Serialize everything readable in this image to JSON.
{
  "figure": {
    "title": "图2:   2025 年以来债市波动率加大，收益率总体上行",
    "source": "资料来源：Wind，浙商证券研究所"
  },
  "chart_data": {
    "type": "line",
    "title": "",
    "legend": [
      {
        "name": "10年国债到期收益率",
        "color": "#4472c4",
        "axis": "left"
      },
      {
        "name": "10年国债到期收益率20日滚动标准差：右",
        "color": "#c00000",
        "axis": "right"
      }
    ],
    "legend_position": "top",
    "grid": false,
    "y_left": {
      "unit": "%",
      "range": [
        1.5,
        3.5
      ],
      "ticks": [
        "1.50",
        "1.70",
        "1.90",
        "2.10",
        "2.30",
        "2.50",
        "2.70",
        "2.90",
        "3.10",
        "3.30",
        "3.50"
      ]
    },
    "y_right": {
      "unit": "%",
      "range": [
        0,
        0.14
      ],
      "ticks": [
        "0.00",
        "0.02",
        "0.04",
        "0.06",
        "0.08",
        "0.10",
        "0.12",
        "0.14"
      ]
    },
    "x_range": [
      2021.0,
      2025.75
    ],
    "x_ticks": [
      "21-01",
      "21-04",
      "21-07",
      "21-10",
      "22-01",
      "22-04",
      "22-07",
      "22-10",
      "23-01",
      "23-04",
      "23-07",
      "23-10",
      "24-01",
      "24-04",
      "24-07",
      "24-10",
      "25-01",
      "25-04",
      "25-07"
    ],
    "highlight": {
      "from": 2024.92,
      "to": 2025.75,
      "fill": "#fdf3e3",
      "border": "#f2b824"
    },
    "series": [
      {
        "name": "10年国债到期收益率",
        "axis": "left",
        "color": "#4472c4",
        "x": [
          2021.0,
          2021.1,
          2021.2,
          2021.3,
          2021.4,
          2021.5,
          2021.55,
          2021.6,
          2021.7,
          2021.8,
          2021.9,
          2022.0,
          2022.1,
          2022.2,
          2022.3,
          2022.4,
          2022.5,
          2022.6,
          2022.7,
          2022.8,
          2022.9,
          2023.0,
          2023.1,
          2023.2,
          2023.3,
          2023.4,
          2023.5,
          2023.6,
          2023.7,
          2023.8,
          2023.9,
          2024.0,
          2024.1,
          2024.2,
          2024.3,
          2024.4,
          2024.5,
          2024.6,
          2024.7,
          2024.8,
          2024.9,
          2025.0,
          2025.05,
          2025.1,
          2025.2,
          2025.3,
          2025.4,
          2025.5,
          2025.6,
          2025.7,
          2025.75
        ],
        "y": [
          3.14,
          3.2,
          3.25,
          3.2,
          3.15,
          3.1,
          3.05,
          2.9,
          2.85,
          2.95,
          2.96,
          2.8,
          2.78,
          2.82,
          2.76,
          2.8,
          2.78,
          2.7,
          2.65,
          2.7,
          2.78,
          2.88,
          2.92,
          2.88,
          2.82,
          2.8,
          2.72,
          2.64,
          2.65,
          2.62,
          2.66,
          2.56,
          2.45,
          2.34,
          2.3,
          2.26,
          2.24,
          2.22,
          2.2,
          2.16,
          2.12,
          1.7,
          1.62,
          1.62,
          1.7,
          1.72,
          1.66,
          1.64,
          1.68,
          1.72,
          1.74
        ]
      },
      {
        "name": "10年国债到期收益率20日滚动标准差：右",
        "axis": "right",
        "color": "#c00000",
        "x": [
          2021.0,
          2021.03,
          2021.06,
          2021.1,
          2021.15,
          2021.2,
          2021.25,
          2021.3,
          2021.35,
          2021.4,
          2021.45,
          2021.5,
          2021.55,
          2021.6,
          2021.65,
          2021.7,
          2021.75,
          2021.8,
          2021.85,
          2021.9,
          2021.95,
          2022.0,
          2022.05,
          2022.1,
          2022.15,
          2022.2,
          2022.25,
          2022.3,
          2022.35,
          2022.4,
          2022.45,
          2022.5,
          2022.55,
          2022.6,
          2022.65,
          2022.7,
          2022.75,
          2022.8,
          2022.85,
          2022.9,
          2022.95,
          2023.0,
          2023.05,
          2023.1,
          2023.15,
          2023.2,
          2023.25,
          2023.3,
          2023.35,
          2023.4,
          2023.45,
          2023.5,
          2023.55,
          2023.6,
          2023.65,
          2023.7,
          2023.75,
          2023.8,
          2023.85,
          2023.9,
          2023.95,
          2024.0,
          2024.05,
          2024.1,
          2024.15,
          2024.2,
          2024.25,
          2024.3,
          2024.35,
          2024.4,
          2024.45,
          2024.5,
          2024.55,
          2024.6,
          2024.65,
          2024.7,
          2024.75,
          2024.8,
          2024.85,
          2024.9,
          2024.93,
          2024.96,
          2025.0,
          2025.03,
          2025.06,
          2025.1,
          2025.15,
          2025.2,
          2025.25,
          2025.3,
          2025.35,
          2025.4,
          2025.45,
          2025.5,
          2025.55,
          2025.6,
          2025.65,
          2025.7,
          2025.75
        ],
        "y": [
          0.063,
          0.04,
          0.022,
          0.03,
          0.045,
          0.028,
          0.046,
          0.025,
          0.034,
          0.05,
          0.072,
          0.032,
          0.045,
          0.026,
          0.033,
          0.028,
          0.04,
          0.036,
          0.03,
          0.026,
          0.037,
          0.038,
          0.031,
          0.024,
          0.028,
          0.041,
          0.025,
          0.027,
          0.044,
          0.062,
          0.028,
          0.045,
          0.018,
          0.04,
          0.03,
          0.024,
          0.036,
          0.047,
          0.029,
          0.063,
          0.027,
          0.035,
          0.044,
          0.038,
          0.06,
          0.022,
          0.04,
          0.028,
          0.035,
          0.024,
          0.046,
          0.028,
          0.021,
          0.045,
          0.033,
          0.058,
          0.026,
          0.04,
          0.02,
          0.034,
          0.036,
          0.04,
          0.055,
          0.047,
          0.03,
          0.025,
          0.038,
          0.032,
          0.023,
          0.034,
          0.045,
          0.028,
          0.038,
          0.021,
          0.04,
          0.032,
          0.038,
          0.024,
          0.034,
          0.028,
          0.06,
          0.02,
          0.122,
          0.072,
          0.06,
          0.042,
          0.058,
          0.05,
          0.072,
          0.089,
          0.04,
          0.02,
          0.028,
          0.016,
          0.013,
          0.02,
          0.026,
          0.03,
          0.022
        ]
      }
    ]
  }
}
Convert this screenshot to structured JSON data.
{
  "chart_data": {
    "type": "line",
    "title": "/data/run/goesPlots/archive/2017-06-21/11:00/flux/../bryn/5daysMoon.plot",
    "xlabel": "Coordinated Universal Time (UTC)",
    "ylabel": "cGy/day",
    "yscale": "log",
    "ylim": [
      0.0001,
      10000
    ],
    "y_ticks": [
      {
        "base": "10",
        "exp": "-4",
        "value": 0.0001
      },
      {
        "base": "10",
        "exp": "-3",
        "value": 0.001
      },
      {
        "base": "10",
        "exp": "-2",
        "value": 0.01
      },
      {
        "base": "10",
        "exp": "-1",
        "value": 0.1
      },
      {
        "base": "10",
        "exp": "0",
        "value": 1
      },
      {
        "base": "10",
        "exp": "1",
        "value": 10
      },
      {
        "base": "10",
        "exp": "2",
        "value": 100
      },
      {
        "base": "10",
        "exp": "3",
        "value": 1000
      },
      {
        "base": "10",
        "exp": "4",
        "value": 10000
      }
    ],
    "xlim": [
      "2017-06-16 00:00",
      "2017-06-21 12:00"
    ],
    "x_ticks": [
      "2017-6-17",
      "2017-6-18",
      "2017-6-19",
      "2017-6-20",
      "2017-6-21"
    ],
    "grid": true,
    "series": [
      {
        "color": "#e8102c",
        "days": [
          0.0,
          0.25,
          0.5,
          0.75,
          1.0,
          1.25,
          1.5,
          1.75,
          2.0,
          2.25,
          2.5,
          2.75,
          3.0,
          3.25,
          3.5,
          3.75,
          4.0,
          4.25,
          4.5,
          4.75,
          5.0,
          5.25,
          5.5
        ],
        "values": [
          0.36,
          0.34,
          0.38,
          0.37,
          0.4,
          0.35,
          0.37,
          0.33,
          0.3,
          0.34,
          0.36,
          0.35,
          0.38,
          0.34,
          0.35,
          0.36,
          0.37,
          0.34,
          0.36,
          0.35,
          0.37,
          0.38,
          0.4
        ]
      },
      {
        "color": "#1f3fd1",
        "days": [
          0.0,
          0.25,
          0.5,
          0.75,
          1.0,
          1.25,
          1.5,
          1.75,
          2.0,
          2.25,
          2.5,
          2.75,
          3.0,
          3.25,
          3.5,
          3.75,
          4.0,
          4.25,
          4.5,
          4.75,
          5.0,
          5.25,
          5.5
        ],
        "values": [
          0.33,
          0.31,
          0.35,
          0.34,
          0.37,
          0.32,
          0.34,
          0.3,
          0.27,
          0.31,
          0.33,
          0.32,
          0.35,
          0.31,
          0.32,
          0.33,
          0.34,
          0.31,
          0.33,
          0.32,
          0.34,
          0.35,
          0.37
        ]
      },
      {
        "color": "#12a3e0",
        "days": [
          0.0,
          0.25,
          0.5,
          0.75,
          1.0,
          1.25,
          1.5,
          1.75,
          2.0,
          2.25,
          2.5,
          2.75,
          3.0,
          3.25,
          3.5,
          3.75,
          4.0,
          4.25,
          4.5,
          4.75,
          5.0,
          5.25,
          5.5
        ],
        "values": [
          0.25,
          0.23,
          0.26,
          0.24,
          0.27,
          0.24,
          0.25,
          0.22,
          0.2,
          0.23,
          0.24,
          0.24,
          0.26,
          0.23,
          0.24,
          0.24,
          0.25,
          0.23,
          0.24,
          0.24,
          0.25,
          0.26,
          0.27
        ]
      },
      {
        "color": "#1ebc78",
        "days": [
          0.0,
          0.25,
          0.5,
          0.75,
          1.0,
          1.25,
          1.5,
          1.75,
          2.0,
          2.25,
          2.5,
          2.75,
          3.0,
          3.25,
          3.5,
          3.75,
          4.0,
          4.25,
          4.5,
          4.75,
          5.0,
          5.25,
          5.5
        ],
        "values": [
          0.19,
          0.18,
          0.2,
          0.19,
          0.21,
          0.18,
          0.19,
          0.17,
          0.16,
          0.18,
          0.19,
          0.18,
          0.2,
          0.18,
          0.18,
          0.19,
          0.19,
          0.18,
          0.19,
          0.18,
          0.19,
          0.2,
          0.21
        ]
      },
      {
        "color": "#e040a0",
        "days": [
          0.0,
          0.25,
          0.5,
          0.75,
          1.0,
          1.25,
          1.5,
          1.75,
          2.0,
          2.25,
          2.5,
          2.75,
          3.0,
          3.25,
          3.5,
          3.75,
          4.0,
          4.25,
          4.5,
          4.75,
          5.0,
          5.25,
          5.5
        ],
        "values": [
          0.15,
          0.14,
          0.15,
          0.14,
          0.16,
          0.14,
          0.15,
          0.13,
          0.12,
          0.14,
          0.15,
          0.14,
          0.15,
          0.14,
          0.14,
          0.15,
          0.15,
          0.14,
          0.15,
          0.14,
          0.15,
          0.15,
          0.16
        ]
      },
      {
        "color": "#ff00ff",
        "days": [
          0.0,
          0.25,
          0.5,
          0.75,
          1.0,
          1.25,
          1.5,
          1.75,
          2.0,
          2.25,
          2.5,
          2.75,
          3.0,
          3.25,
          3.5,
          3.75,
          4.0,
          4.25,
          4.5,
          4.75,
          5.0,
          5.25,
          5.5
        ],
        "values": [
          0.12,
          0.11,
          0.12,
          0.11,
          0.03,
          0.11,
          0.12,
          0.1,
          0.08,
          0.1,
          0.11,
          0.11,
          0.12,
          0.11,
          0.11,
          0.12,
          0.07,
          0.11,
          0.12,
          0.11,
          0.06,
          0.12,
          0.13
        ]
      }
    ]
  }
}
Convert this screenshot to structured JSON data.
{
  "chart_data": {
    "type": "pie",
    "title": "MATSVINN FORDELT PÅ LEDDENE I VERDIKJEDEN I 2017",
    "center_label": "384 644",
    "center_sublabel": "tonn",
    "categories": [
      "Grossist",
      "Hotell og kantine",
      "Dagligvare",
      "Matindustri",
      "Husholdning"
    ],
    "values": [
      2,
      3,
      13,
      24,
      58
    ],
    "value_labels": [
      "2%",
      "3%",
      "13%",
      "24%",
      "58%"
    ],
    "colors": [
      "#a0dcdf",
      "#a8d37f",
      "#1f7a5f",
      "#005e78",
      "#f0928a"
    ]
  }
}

.....

*PROBLEM REQUIREMENTS:*
Extract all lines from the material above that include the word "title".

*EXERCISE RESPONSE:*
    "title": "图2:   2025 年以来债市波动率加大，收益率总体上行",
    "title": "",
    "title": "/data/run/goesPlots/archive/2017-06-21/11:00/flux/../bryn/5daysMoon.plot",
    "title": "MATSVINN FORDELT PÅ LEDDENE I VERDIKJEDEN I 2017",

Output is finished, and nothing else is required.